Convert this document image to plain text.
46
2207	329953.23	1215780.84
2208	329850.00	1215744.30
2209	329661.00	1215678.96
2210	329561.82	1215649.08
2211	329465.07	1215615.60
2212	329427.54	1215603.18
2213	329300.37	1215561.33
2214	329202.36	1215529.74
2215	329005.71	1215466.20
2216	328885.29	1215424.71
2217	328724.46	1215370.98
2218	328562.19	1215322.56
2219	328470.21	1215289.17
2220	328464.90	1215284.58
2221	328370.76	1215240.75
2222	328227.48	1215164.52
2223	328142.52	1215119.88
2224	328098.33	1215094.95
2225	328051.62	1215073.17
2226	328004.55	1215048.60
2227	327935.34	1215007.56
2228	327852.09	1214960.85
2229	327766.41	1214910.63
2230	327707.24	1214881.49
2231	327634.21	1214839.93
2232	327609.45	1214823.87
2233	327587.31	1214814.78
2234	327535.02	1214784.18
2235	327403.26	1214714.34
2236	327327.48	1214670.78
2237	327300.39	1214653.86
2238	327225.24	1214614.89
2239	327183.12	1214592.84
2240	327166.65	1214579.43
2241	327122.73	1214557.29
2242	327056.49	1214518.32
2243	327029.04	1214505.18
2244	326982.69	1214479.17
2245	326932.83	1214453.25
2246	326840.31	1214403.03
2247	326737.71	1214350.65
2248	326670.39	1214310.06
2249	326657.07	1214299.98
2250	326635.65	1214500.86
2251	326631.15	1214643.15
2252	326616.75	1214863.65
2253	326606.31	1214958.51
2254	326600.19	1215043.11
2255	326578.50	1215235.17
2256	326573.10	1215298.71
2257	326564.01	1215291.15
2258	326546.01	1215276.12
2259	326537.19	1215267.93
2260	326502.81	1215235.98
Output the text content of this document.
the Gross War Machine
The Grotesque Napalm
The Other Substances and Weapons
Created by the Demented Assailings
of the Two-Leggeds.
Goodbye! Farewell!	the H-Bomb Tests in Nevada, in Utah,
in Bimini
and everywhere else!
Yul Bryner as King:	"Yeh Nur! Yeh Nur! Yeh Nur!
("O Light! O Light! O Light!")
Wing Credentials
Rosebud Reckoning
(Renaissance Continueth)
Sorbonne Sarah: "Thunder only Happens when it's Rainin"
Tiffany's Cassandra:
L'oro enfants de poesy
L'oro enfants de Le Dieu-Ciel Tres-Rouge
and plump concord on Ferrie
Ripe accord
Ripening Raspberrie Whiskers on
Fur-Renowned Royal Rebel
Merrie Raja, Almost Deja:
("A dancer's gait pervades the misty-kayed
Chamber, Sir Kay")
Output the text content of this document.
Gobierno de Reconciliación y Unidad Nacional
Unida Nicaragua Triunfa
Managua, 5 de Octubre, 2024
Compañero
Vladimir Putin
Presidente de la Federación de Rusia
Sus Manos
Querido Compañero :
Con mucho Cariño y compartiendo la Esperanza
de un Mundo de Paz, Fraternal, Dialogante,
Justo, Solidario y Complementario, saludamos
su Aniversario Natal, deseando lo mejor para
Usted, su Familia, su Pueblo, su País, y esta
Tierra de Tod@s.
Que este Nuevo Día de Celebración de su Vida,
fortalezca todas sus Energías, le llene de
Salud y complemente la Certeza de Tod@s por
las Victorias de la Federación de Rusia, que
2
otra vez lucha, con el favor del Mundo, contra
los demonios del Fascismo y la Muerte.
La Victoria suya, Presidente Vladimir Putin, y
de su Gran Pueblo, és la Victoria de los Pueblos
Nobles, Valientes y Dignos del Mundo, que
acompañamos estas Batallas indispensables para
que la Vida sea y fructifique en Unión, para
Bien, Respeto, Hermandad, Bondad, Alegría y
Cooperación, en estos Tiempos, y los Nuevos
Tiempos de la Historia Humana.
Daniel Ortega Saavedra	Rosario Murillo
════════
Required work: Extract each line holding the string "Rusia".

Response:
Presidente de la Federación de Rusia
las Victorias de la Federación de Rusia, que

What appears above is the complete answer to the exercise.